» Task inputs:
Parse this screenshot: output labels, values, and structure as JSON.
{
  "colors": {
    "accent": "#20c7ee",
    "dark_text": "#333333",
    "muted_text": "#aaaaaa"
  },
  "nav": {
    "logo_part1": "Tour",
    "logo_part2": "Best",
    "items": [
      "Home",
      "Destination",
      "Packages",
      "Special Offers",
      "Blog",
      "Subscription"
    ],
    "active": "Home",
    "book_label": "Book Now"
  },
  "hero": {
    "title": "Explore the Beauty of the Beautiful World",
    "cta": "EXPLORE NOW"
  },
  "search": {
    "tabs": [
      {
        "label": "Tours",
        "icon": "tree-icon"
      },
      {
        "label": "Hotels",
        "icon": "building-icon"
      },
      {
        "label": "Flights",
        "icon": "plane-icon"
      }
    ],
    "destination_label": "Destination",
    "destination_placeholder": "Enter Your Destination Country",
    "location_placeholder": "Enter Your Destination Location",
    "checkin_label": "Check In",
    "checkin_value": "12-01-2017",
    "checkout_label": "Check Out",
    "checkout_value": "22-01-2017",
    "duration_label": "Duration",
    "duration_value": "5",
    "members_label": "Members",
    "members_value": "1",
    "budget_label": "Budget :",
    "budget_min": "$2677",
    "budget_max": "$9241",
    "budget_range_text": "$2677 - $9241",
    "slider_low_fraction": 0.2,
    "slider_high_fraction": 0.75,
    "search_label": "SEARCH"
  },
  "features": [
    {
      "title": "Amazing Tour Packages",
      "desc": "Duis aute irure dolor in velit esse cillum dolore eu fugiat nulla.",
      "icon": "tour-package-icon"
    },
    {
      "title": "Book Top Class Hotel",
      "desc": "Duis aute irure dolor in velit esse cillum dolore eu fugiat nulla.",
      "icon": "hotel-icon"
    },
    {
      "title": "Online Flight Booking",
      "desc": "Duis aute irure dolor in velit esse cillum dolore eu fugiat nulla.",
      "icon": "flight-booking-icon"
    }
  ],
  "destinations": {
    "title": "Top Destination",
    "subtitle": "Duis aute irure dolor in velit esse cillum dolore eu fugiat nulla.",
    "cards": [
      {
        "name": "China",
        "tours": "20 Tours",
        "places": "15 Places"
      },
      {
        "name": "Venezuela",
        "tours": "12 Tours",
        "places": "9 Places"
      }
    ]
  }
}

» Goal:
Extract the full listing and reproduce each line exactly.

» Task result:
Parse this screenshot: output labels, values, and structure as JSON.
{
  "colors": {
    "accent": "#20c7ee",
    "dark_text": "#333333",
    "muted_text": "#aaaaaa"
  },
  "nav": {
    "logo_part1": "Tour",
    "logo_part2": "Best",
    "items": [
      "Home",
      "Destination",
      "Packages",
      "Special Offers",
      "Blog",
      "Subscription"
    ],
    "active": "Home",
    "book_label": "Book Now"
  },
  "hero": {
    "title": "Explore the Beauty of the Beautiful World",
    "cta": "EXPLORE NOW"
  },
  "search": {
    "tabs": [
      {
        "label": "Tours",
        "icon": "tree-icon"
      },
      {
        "label": "Hotels",
        "icon": "building-icon"
      },
      {
        "label": "Flights",
        "icon": "plane-icon"
      }
    ],
    "destination_label": "Destination",
    "destination_placeholder": "Enter Your Destination Country",
    "location_placeholder": "Enter Your Destination Location",
    "checkin_label": "Check In",
    "checkin_value": "12-01-2017",
    "checkout_label": "Check Out",
    "checkout_value": "22-01-2017",
    "duration_label": "Duration",
    "duration_value": "5",
    "members_label": "Members",
    "members_value": "1",
    "budget_label": "Budget :",
    "budget_min": "$2677",
    "budget_max": "$9241",
    "budget_range_text": "$2677 - $9241",
    "slider_low_fraction": 0.2,
    "slider_high_fraction": 0.75,
    "search_label": "SEARCH"
  },
  "features": [
    {
      "title": "Amazing Tour Packages",
      "desc": "Duis aute irure dolor in velit esse cillum dolore eu fugiat nulla.",
      "icon": "tour-package-icon"
    },
    {
      "title": "Book Top Class Hotel",
      "desc": "Duis aute irure dolor in velit esse cillum dolore eu fugiat nulla.",
      "icon": "hotel-icon"
    },
    {
      "title": "Online Flight Booking",
      "desc": "Duis aute irure dolor in velit esse cillum dolore eu fugiat nulla.",
      "icon": "flight-booking-icon"
    }
  ],
  "destinations": {
    "title": "Top Destination",
    "subtitle": "Duis aute irure dolor in velit esse cillum dolore eu fugiat nulla.",
    "cards": [
      {
        "name": "China",
        "tours": "20 Tours",
        "places": "15 Places"
      },
      {
        "name": "Venezuela",
        "tours": "12 Tours",
        "places": "9 Places"
      }
    ]
  }
}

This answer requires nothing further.